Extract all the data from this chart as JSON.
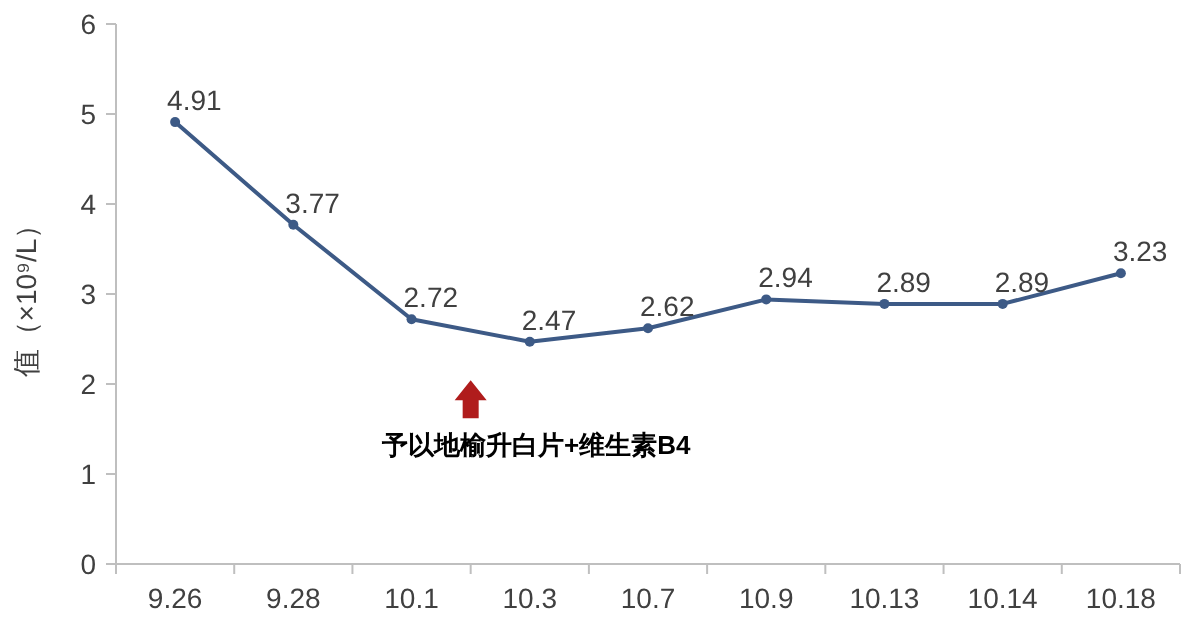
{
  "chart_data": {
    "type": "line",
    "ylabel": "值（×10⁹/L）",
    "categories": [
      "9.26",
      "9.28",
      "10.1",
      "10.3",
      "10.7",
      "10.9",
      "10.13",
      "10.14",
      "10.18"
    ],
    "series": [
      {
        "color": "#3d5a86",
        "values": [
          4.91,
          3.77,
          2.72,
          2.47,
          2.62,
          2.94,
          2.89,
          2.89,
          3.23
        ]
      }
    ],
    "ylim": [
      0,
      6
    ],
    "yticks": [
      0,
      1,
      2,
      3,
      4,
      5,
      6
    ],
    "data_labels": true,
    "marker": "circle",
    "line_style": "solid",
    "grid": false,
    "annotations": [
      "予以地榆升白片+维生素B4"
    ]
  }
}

■ ■ ■ ■ ■

▸ The exercise
Quote every line word for word and keep the images out of the copy.

▸ Task answer
Extract all the data from this chart as JSON.
{
  "chart_data": {
    "type": "line",
    "ylabel": "值（×10⁹/L）",
    "categories": [
      "9.26",
      "9.28",
      "10.1",
      "10.3",
      "10.7",
      "10.9",
      "10.13",
      "10.14",
      "10.18"
    ],
    "series": [
      {
        "color": "#3d5a86",
        "values": [
          4.91,
          3.77,
          2.72,
          2.47,
          2.62,
          2.94,
          2.89,
          2.89,
          3.23
        ]
      }
    ],
    "ylim": [
      0,
      6
    ],
    "yticks": [
      0,
      1,
      2,
      3,
      4,
      5,
      6
    ],
    "data_labels": true,
    "marker": "circle",
    "line_style": "solid",
    "grid": false,
    "annotations": [
      "予以地榆升白片+维生素B4"
    ]
  }
}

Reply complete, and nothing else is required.